Please state how long the eggplant sauce recipe says to cook the dish on the LOW heat setting.

## Excerpted text
┄┄┄┄┄┄┄┄┄┄┄┄┄┄┄┄┄┄┄┄

This entry was posted on Tuesday, June 24th, 2008 at 5:22 am and is filed under Crock Pot, Pasta. You can follow any responses to this entry through the RSS 2.0 feed. You can skip to the end and leave a response. Pinging is currently not allowed.
Crock Pot Pasta with Eggplant Sauce Recipe

Crock Pot Pasta with Eggplant Sauce Recipe
- 1 medium eggplant, peeled and cut into 1″ cubes
- 1 medium onion, chopped
- 1 can (28 oz.) can Italian style tomatoes, cut up, undrained
- 1 can (6 oz.) Italian-style tomato paste
- 1 can (4 oz.) sliced mushrooms, drained
- 2 cloves garlic, minced
- 1/4 cup dry red wine
- 1/4 cup water
- 1-1/2 tsp. dried oregano, crushed
- 1/2 cup pitted kalamata olives or pitted ripe olives, sliced
- 2 TB chopped fresh parsley
- 4 cups hot cooked penné pasta
- 1/3 cup grated or shredded Parmesan cheese
- 2 TB toasted pine nuts, optional
Preparation:
Crock Pot Pasta with Eggplant Sauce
In a 3-1/2 to 5-1/2 quart crock pot/slow cooker combine eggplant, onion, undrained tomatoes, tomato paste, mushrooms, garlic, wine, water, and oregano. Cover and cook on LOW heat setting for 7 to 8 hours or on HIGH heat setting for 3-1/2 to 4 hours. Stir in olives and parsley. Season to taste with salt and pepper. Serve over pasta with Parmesan cheese.Garnish with toasted pine nuts.

┄┄┄┄┄┄┄┄┄┄┄┄┄┄┄┄┄┄┄┄

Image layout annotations
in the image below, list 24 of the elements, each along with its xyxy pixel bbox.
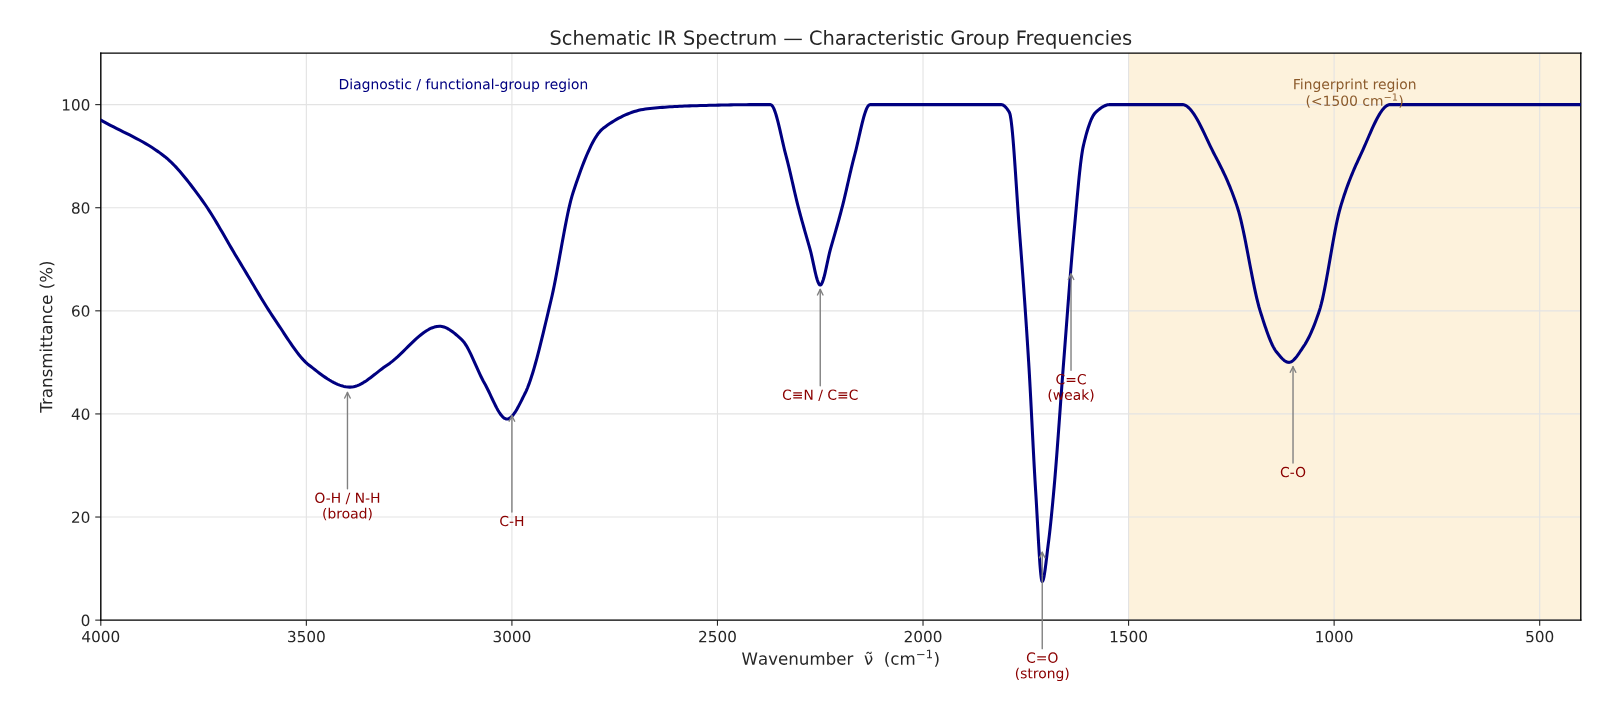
chart-title: Schematic IR Spectrum — Characteristic Group Frequencies (550, 29, 1132, 49)
x-tick-label: 2000 (904, 630, 942, 643)
y-axis-title: Transmittance (%) (39, 261, 55, 413)
x-tick-label: 3500 (288, 630, 325, 643)
x-tick-label: 1000 (1316, 630, 1353, 643)
annotation: C≡N / C≡C (782, 389, 858, 402)
band-label: Fingerprint region (<1500 cm$^{−1}$) (1294, 78, 1416, 108)
y-tick-label: 100 (62, 99, 90, 111)
x-tick-label: 500 (1526, 630, 1554, 643)
annotation: Diagnostic / functional-group region (339, 78, 588, 93)
annotation: C-H (500, 515, 524, 527)
annotation: C=O (strong) (1015, 652, 1069, 682)
y-tick-label: 20 (72, 511, 90, 524)
annotation: O-H / N-H (broad) (315, 492, 380, 521)
x-tick-label: 2500 (699, 630, 736, 643)
y-tick-label: 0 (81, 614, 90, 627)
x-tick-label: 4000 (82, 630, 120, 643)
x-axis-title: Wavenumber ν̃ (cm$^{−1}$) (742, 649, 939, 667)
x-tick-label: 1500 (1110, 630, 1147, 643)
y-tick-label: 80 (71, 202, 90, 214)
x-tick-label: 3000 (493, 630, 531, 643)
annotation: C-O (1280, 466, 1306, 478)
y-tick-label: 40 (71, 408, 90, 420)
y-tick-label: 60 (72, 305, 90, 317)
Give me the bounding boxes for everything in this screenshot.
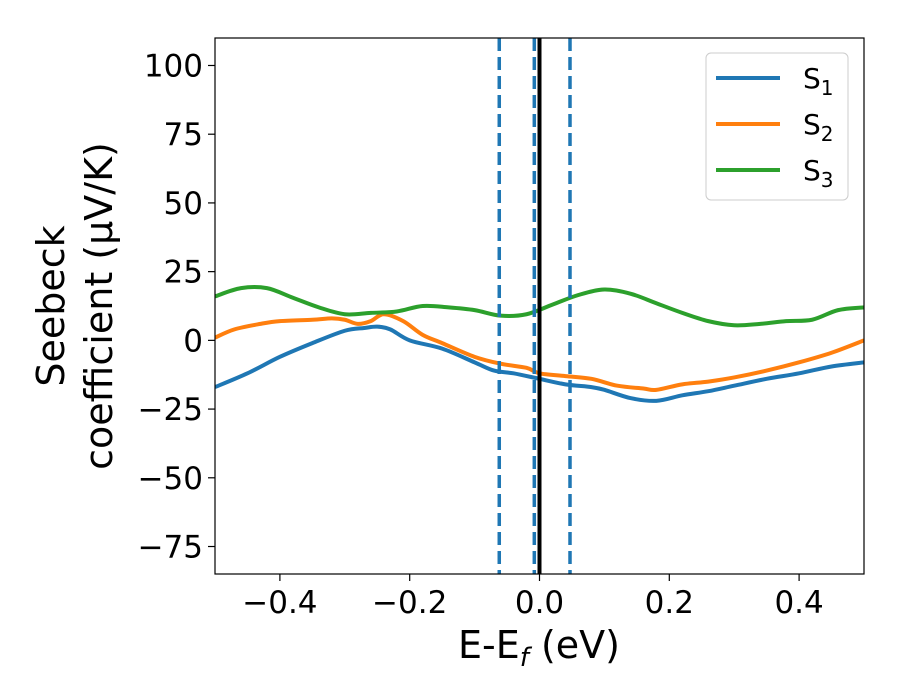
x-axis: −0.4 −0.2 0.0 0.2 0.4 (242, 574, 824, 621)
y-tick-label: 0 (183, 323, 203, 359)
y-tick-label: −50 (138, 461, 203, 497)
x-axis-label-tail: (eV) (529, 623, 620, 667)
legend-label-s1: S1 (803, 62, 834, 100)
x-tick-label: 0.4 (774, 585, 823, 621)
vline-layer (497, 38, 572, 574)
x-tick-label: −0.2 (372, 585, 447, 621)
y-tick-label: −25 (138, 392, 203, 428)
x-tick-label: −0.4 (242, 585, 317, 621)
legend-entries: S1 S2 S3 (716, 62, 834, 192)
y-axis-label-line1: Seebeck (29, 225, 73, 386)
x-axis-label-main: E-E (458, 623, 520, 667)
legend-box (705, 52, 849, 201)
x-tick-label: 0.2 (645, 585, 694, 621)
x-tick-label: 0.0 (515, 585, 564, 621)
legend: S1 S2 S3 (705, 52, 849, 201)
y-axis-label-line2: coefficient (μV/K) (77, 142, 121, 470)
y-tick-label: 25 (164, 255, 203, 291)
y-tick-label: 75 (164, 117, 203, 153)
y-tick-label: −75 (138, 530, 203, 566)
y-tick-label: 100 (144, 48, 203, 84)
legend-label-s2: S2 (803, 108, 834, 146)
x-axis-label: E-Ef (eV) (458, 623, 620, 673)
y-axis: −75 −50 −25 0 25 50 75 100 (138, 48, 215, 566)
series-line-s1 (215, 324, 864, 403)
legend-label-s3: S3 (803, 154, 834, 192)
y-tick-label: 50 (164, 186, 203, 222)
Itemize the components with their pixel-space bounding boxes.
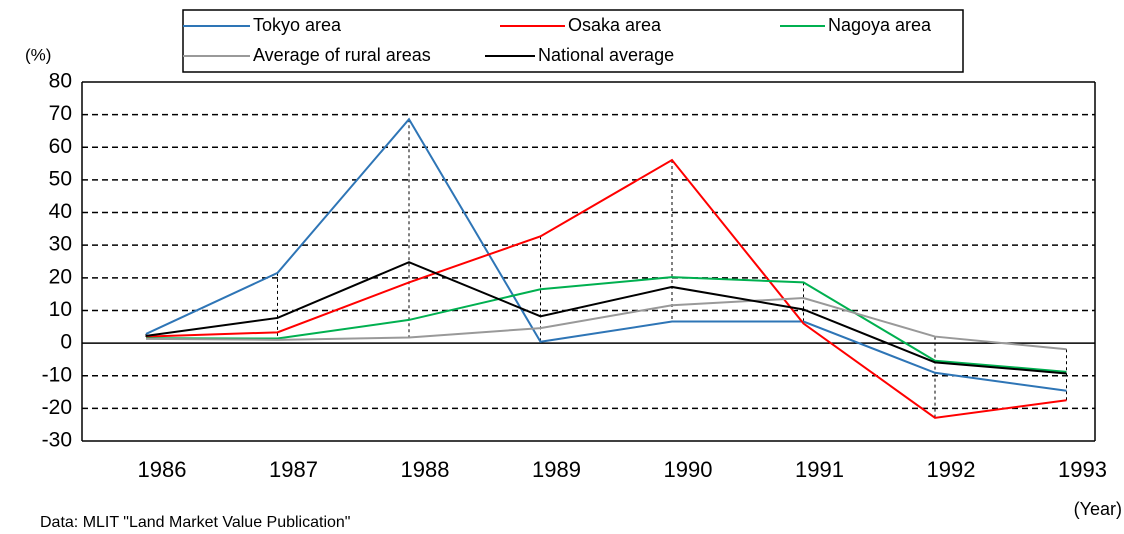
x-tick-label: 1992 [927, 457, 976, 482]
x-tick-label: 1991 [795, 457, 844, 482]
x-tick-label: 1989 [532, 457, 581, 482]
series-line [145, 297, 1067, 351]
y-tick-label: 80 [49, 70, 72, 93]
x-tick-label: 1990 [664, 457, 713, 482]
source-note: Data: MLIT "Land Market Value Publicatio… [40, 514, 350, 531]
legend-box [182, 9, 964, 73]
y-tick-label: 10 [49, 298, 72, 321]
series-line [145, 261, 1067, 375]
x-tick-label: 1987 [269, 457, 318, 482]
series-line [145, 158, 1067, 419]
y-tick-label: -10 [42, 363, 72, 386]
legend-label: National average [538, 45, 674, 65]
x-tick-label: 1986 [138, 457, 187, 482]
y-tick-label: 20 [49, 265, 72, 288]
legend-label: Nagoya area [828, 15, 932, 35]
legend-label: Average of rural areas [253, 45, 431, 65]
x-tick-label: 1988 [401, 457, 450, 482]
y-tick-label: 50 [49, 167, 72, 190]
y-tick-label: 70 [49, 102, 72, 125]
y-tick-label: 0 [60, 331, 72, 354]
y-unit: (%) [25, 45, 51, 64]
series-line [145, 276, 1067, 373]
y-tick-label: -30 [42, 429, 72, 452]
x-tick-label: 1993 [1058, 457, 1107, 482]
y-tick-label: 60 [49, 135, 72, 158]
legend-label: Tokyo area [253, 15, 342, 35]
y-tick-label: 30 [49, 233, 72, 256]
y-tick-label: 40 [49, 200, 72, 223]
x-unit: (Year) [1074, 499, 1122, 519]
legend-label: Osaka area [568, 15, 662, 35]
y-tick-label: -20 [42, 396, 72, 419]
series-line [145, 117, 1067, 392]
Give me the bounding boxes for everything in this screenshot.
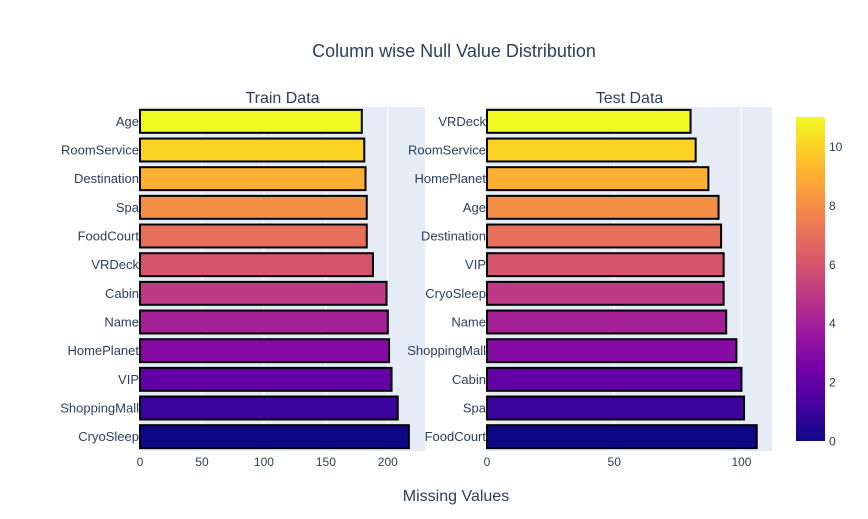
train-bar-cabin[interactable]	[139, 280, 388, 306]
train-x-tick-label: 0	[137, 455, 144, 469]
train-panel: 0 50 100 150 200 Train Data Age RoomService Dest…	[60, 90, 425, 469]
train-bar-cryosleep[interactable]	[139, 424, 410, 450]
test-category-label: Spa	[463, 401, 487, 416]
test-bar-cryosleep[interactable]	[486, 280, 725, 306]
train-category-label: VIP	[118, 372, 139, 387]
train-x-tick-label: 50	[195, 455, 209, 469]
test-plot-area	[487, 107, 772, 451]
test-subplot-title: Test Data	[596, 90, 664, 107]
train-bar-shoppingmall[interactable]	[139, 395, 399, 421]
train-category-label: Spa	[116, 200, 140, 215]
test-category-label: Cabin	[452, 372, 486, 387]
train-x-tick-label: 150	[316, 455, 336, 469]
test-category-label: HomePlanet	[414, 171, 486, 186]
test-category-label: ShoppingMall	[407, 343, 486, 358]
colorbar-tick-label: 10	[829, 140, 843, 154]
test-x-tick-label: 100	[731, 455, 751, 469]
train-category-label: Destination	[74, 171, 139, 186]
test-bar-age[interactable]	[486, 194, 720, 220]
test-bar-vrdeck[interactable]	[486, 108, 692, 134]
train-category-label: Age	[116, 114, 139, 129]
test-panel: 0 50 100 Test Data VRDeck RoomService HomePlan…	[407, 90, 772, 469]
colorbar-tick-label: 6	[829, 258, 836, 272]
test-bar-roomservice[interactable]	[486, 137, 697, 163]
test-category-label: Destination	[421, 229, 486, 244]
train-category-label: FoodCourt	[78, 229, 140, 244]
train-plot-area	[140, 107, 425, 451]
train-bar-spa[interactable]	[139, 194, 368, 220]
train-bar-homeplanet[interactable]	[139, 338, 391, 364]
train-category-label: HomePlanet	[67, 343, 139, 358]
test-category-label: CryoSleep	[425, 286, 486, 301]
train-category-label: Name	[104, 315, 139, 330]
test-category-label: Age	[463, 200, 486, 215]
test-category-label: Name	[451, 315, 486, 330]
train-category-label: ShoppingMall	[60, 401, 139, 416]
test-x-tick-label: 50	[608, 455, 622, 469]
test-bar-destination[interactable]	[486, 223, 723, 249]
test-bar-foodcourt[interactable]	[486, 424, 758, 450]
train-category-label: CryoSleep	[78, 429, 139, 444]
colorbar-tick-label: 2	[829, 376, 836, 390]
train-subplot-title: Train Data	[245, 90, 319, 107]
test-bar-vip[interactable]	[486, 252, 725, 278]
train-category-label: Cabin	[105, 286, 139, 301]
colorbar: 0 2 4 6 8 10	[796, 117, 843, 449]
test-bar-cabin[interactable]	[486, 366, 743, 392]
test-category-label: VIP	[465, 257, 486, 272]
colorbar-tick-label: 4	[829, 317, 836, 331]
train-bar-vrdeck[interactable]	[139, 252, 374, 278]
test-category-label: VRDeck	[438, 114, 486, 129]
colorbar-tick-label: 0	[829, 435, 836, 449]
colorbar-gradient	[796, 117, 825, 441]
train-x-tick-label: 100	[254, 455, 274, 469]
test-category-label: RoomService	[408, 143, 486, 158]
train-bar-age[interactable]	[139, 108, 363, 134]
test-bar-shoppingmall[interactable]	[486, 338, 738, 364]
test-bar-spa[interactable]	[486, 395, 746, 421]
x-axis-label: Missing Values	[403, 488, 509, 505]
train-x-tick-label: 200	[378, 455, 398, 469]
test-x-tick-label: 0	[484, 455, 491, 469]
train-bar-destination[interactable]	[139, 166, 367, 192]
colorbar-tick-label: 8	[829, 199, 836, 213]
train-category-label: RoomService	[61, 143, 139, 158]
train-bar-foodcourt[interactable]	[139, 223, 368, 249]
test-bar-name[interactable]	[486, 309, 728, 335]
train-bar-vip[interactable]	[139, 366, 393, 392]
train-category-label: VRDeck	[91, 257, 139, 272]
chart-title: Column wise Null Value Distribution	[312, 41, 596, 61]
train-bar-roomservice[interactable]	[139, 137, 366, 163]
test-bar-homeplanet[interactable]	[486, 166, 710, 192]
train-bar-name[interactable]	[139, 309, 389, 335]
test-category-label: FoodCourt	[425, 429, 487, 444]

┄┄┄┄┄┄┄┄┄┄┄┄┄┄┄┄┄┄┄┄

## The result
7 to 8 hours.